* BEGIN *

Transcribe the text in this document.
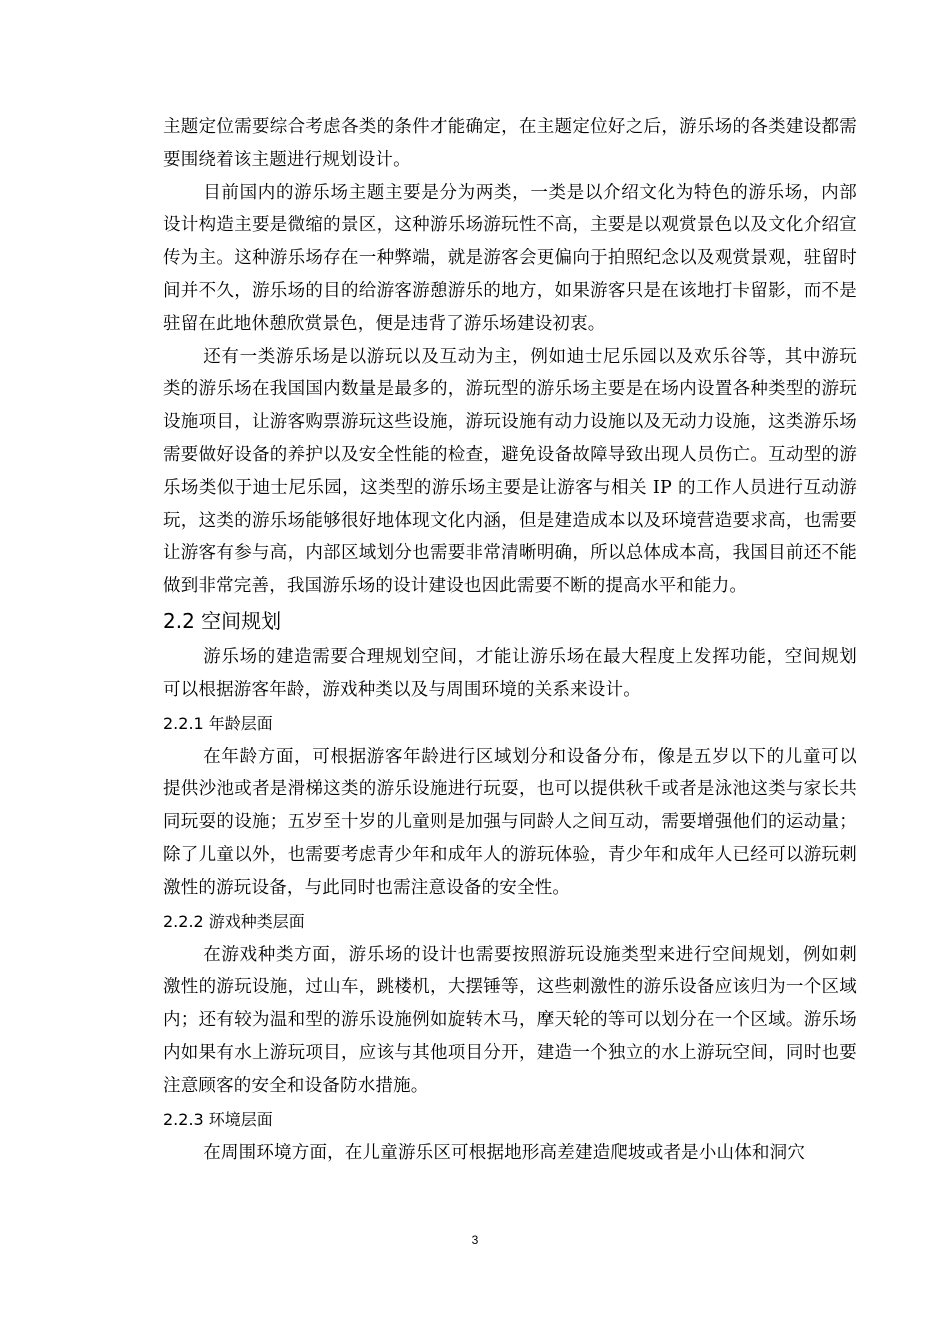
主题定位需要综合考虑各类的条件才能确定，在主题定位好之后，游乐场的各类建设都需要围绕着该主题进行规划设计。

目前国内的游乐场主题主要是分为两类，一类是以介绍文化为特色的游乐场，内部设计构造主要是微缩的景区，这种游乐场游玩性不高，主要是以观赏景色以及文化介绍宣传为主。这种游乐场存在一种弊端，就是游客会更偏向于拍照纪念以及观赏景观，驻留时间并不久，游乐场的目的给游客游憩游乐的地方，如果游客只是在该地打卡留影，而不是驻留在此地休憩欣赏景色，便是违背了游乐场建设初衷。

还有一类游乐场是以游玩以及互动为主，例如迪士尼乐园以及欢乐谷等，其中游玩类的游乐场在我国国内数量是最多的，游玩型的游乐场主要是在场内设置各种类型的游玩设施项目，让游客购票游玩这些设施，游玩设施有动力设施以及无动力设施，这类游乐场需要做好设备的养护以及安全性能的检查，避免设备故障导致出现人员伤亡。互动型的游乐场类似于迪士尼乐园，这类型的游乐场主要是让游客与相关 IP 的工作人员进行互动游玩，这类的游乐场能够很好地体现文化内涵，但是建造成本以及环境营造要求高，也需要让游客有参与高，内部区域划分也需要非常清晰明确，所以总体成本高，我国目前还不能做到非常完善，我国游乐场的设计建设也因此需要不断的提高水平和能力。

2.2 空间规划

游乐场的建造需要合理规划空间，才能让游乐场在最大程度上发挥功能，空间规划可以根据游客年龄，游戏种类以及与周围环境的关系来设计。

2.2.1 年龄层面

在年龄方面，可根据游客年龄进行区域划分和设备分布，像是五岁以下的儿童可以提供沙池或者是滑梯这类的游乐设施进行玩耍，也可以提供秋千或者是泳池这类与家长共同玩耍的设施；五岁至十岁的儿童则是加强与同龄人之间互动，需要增强他们的运动量；除了儿童以外，也需要考虑青少年和成年人的游玩体验，青少年和成年人已经可以游玩刺激性的游玩设备，与此同时也需注意设备的安全性。

2.2.2 游戏种类层面

在游戏种类方面，游乐场的设计也需要按照游玩设施类型来进行空间规划，例如刺激性的游玩设施，过山车，跳楼机，大摆锤等，这些刺激性的游乐设备应该归为一个区域内；还有较为温和型的游乐设施例如旋转木马，摩天轮的等可以划分在一个区域。游乐场内如果有水上游玩项目，应该与其他项目分开，建造一个独立的水上游玩空间，同时也要注意顾客的安全和设备防水措施。

2.2.3 环境层面

在周围环境方面，在儿童游乐区可根据地形高差建造爬坡或者是小山体和洞穴

3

* END *

▶ [Aim of the exercise] Generate a word-for-word copy of the preceding records, excluding all pictures.

▶ [Solution]
Transcribe the text in this document.
主题定位需要综合考虑各类的条件才能确定，在主题定位好之后，游乐场的各类建设都需要围绕着该主题进行规划设计。

目前国内的游乐场主题主要是分为两类，一类是以介绍文化为特色的游乐场，内部设计构造主要是微缩的景区，这种游乐场游玩性不高，主要是以观赏景色以及文化介绍宣传为主。这种游乐场存在一种弊端，就是游客会更偏向于拍照纪念以及观赏景观，驻留时间并不久，游乐场的目的给游客游憩游乐的地方，如果游客只是在该地打卡留影，而不是驻留在此地休憩欣赏景色，便是违背了游乐场建设初衷。

还有一类游乐场是以游玩以及互动为主，例如迪士尼乐园以及欢乐谷等，其中游玩类的游乐场在我国国内数量是最多的，游玩型的游乐场主要是在场内设置各种类型的游玩设施项目，让游客购票游玩这些设施，游玩设施有动力设施以及无动力设施，这类游乐场需要做好设备的养护以及安全性能的检查，避免设备故障导致出现人员伤亡。互动型的游乐场类似于迪士尼乐园，这类型的游乐场主要是让游客与相关 IP 的工作人员进行互动游玩，这类的游乐场能够很好地体现文化内涵，但是建造成本以及环境营造要求高，也需要让游客有参与高，内部区域划分也需要非常清晰明确，所以总体成本高，我国目前还不能做到非常完善，我国游乐场的设计建设也因此需要不断的提高水平和能力。

2.2 空间规划

游乐场的建造需要合理规划空间，才能让游乐场在最大程度上发挥功能，空间规划可以根据游客年龄，游戏种类以及与周围环境的关系来设计。

2.2.1 年龄层面

在年龄方面，可根据游客年龄进行区域划分和设备分布，像是五岁以下的儿童可以提供沙池或者是滑梯这类的游乐设施进行玩耍，也可以提供秋千或者是泳池这类与家长共同玩耍的设施；五岁至十岁的儿童则是加强与同龄人之间互动，需要增强他们的运动量；除了儿童以外，也需要考虑青少年和成年人的游玩体验，青少年和成年人已经可以游玩刺激性的游玩设备，与此同时也需注意设备的安全性。

2.2.2 游戏种类层面

在游戏种类方面，游乐场的设计也需要按照游玩设施类型来进行空间规划，例如刺激性的游玩设施，过山车，跳楼机，大摆锤等，这些刺激性的游乐设备应该归为一个区域内；还有较为温和型的游乐设施例如旋转木马，摩天轮的等可以划分在一个区域。游乐场内如果有水上游玩项目，应该与其他项目分开，建造一个独立的水上游玩空间，同时也要注意顾客的安全和设备防水措施。

2.2.3 环境层面

在周围环境方面，在儿童游乐区可根据地形高差建造爬坡或者是小山体和洞穴

3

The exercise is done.